» LO QUE SE PIDE:
Transcribe sin cambios el fragmento de la columna sobre la formación médica que empieza en las palabras "05 de mayo de" y termina tras "de sus deudas.".

Columnistas

La mitad del currículo en la formación médica

05 de mayo de 2017

No es el momento oportuno para mostrar la mejor cara en el ejercicio de los servicios de la salud. No podemos negar que es un sector que pasa por un momento álgido en la historia nacional. Cada día aumenta el registro de entidades que han tenido que mermar sus servicios, incluso cancelarlos, porque terminan ahogadas en la cadena de incumplimientos en el pago de sus deudas.

Aun así, tiene que persistir el sello humanitario de este rango profesional. Tiene que haber en los servidores de la salud una capacidad para sobreponerse a las dificultades, incumplimientos y malestares que ha generado la dura crisis que sortea el sector. Se entiende que hay una doble dificultad para hacer que el servicio, en deplorable crisis, sea expedito y amable, pero ahí está el reto de un oficio esencialmente social. El paciente no puede ser el trompo pagador de la encrucijada en la que se encuentra. Él es lo prioritario y esencial. Hay honrosas excepciones.

Personalmente, lo he vivido en muchas entidades, en las que, por encima de obvias dificultades, incluso con incumplimientos del pago de la nómina o la cancelación oportuna de las obligaciones con la seguridad social de sus empleados, no se mengua la disposición para hacer menos penosos los procesos de recuperación de los pacientes.

» DATOS PROPORCIONADOS:
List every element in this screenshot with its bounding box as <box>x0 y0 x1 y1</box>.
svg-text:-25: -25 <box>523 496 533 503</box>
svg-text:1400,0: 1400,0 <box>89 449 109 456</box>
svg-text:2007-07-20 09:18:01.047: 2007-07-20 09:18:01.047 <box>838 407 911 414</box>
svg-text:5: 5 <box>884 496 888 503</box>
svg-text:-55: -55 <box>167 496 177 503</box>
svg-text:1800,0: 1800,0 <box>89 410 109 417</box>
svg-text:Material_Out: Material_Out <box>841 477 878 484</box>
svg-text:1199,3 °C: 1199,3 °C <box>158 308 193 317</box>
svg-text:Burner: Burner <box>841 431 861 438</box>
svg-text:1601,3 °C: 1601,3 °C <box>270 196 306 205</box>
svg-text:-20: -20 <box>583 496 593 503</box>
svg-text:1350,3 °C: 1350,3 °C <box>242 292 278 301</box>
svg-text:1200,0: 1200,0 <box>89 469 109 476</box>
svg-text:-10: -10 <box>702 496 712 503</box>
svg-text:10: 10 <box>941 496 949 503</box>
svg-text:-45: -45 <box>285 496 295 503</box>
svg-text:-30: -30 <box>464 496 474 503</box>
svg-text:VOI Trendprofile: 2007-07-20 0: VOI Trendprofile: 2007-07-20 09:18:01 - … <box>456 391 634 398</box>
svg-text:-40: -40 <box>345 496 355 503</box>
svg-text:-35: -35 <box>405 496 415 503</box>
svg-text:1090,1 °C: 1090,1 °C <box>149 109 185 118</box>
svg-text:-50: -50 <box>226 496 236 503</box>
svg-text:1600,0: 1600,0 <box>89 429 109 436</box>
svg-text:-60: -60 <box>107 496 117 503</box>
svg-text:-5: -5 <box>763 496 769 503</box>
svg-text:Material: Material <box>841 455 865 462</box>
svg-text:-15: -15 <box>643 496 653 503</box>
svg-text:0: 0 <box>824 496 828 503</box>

» TAREA RESUELTA:
05 de mayo de 2017

No es el momento oportuno para mostrar la mejor cara en el ejercicio de los servicios de la salud. No podemos negar que es un sector que pasa por un momento álgido en la historia nacional. Cada día aumenta el registro de entidades que han tenido que mermar sus servicios, incluso cancelarlos, porque terminan ahogadas en la cadena de incumplimientos en el pago de sus deudas.